• GIVEN TASK:
Rewrite the lines from the line with "spare-white-queen[interactable]: ♛ [450, 332, 480, 402]" up to and including the line with "ok-green-button[interactable] [309, 527, 332, 547]", renaming "button" to "btn" wherever it occurs and leaving everything else as it is.

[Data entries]
◆ ◆ ◆ ◆ ◆

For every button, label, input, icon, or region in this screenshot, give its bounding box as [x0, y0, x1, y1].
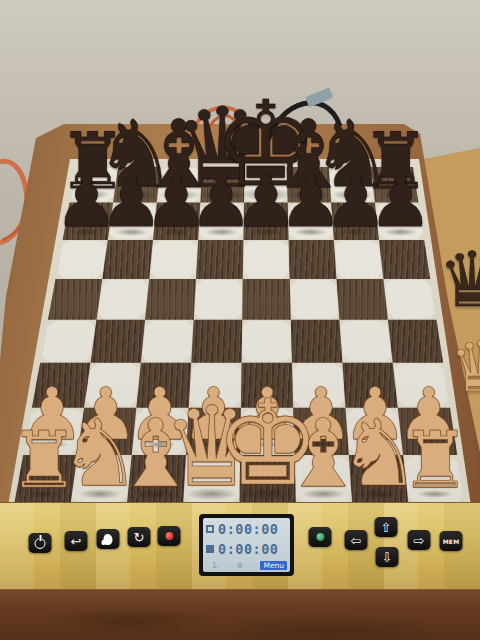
spare-white-queen[interactable]: ♛ [450, 332, 480, 402]
left-arrow-icon: ⇦ [351, 534, 362, 547]
undo-arrow-icon: ↩ [71, 535, 82, 548]
power-button[interactable] [29, 533, 52, 553]
power-icon [35, 538, 46, 549]
black-pawn-h7[interactable]: ♟ [368, 165, 433, 237]
record-red-button[interactable] [158, 526, 181, 546]
down-arrow-icon: ⇩ [382, 551, 393, 564]
right-arrow-icon: ⇨ [414, 534, 425, 547]
spare-black-queen[interactable]: ♛ [438, 242, 480, 318]
redo-button[interactable]: ↻ [128, 527, 151, 547]
ok-green-button[interactable] [309, 527, 332, 547]
white-time: 0:00:00 [218, 521, 278, 537]
evaluation-value: 0 [237, 561, 242, 570]
hint-icon [104, 534, 113, 545]
mem-button-label: MEM [443, 538, 460, 545]
move-number: 1. [206, 561, 219, 570]
white-clock-row: 0:00:00 [206, 520, 287, 537]
redo-arrow-icon: ↻ [134, 531, 145, 544]
white-rook-h1[interactable]: ♜ [400, 421, 470, 499]
hint-button[interactable] [97, 529, 120, 549]
black-clock-row: 0:00:00 [206, 540, 287, 557]
black-time: 0:00:00 [218, 541, 278, 557]
lcd-status-row: 1. 0 Menu [206, 560, 287, 570]
up-arrow-icon: ⇧ [381, 521, 392, 534]
white-indicator-icon [206, 525, 214, 533]
mem-button[interactable]: MEM [440, 531, 463, 551]
right-button[interactable]: ⇨ [408, 530, 431, 550]
red-dot-icon [165, 532, 173, 540]
down-button[interactable]: ⇩ [376, 547, 399, 567]
green-dot-icon [316, 533, 324, 541]
menu-softkey[interactable]: Menu [260, 561, 287, 570]
left-button[interactable]: ⇦ [345, 530, 368, 550]
lcd-display: 0:00:00 0:00:00 1. 0 Menu [199, 514, 294, 576]
takeback-button[interactable]: ↩ [65, 531, 88, 551]
up-button[interactable]: ⇧ [375, 517, 398, 537]
chess-computer-photo: ♜♞♝♛♚♝♞♜♟♟♟♟♟♟♟♟♟♟♟♟♟♟♟♟♜♞♝♛♚♝♞♜ ♛ ♛ ↩↻⇦… [0, 0, 480, 640]
black-indicator-icon [206, 545, 214, 553]
table-front-wood [0, 589, 480, 640]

◆ ◆ ◆ ◆ ◆

• TASK RESPONSE:
spare-white-queen[interactable]: ♛ [450, 332, 480, 402]
left-arrow-icon: ⇦ [351, 534, 362, 547]
undo-arrow-icon: ↩ [71, 535, 82, 548]
power-btn[interactable] [29, 533, 52, 553]
power-icon [35, 538, 46, 549]
black-pawn-h7[interactable]: ♟ [368, 165, 433, 237]
record-red-btn[interactable] [158, 526, 181, 546]
down-arrow-icon: ⇩ [382, 551, 393, 564]
right-arrow-icon: ⇨ [414, 534, 425, 547]
spare-black-queen[interactable]: ♛ [438, 242, 480, 318]
redo-btn[interactable]: ↻ [128, 527, 151, 547]
ok-green-btn[interactable] [309, 527, 332, 547]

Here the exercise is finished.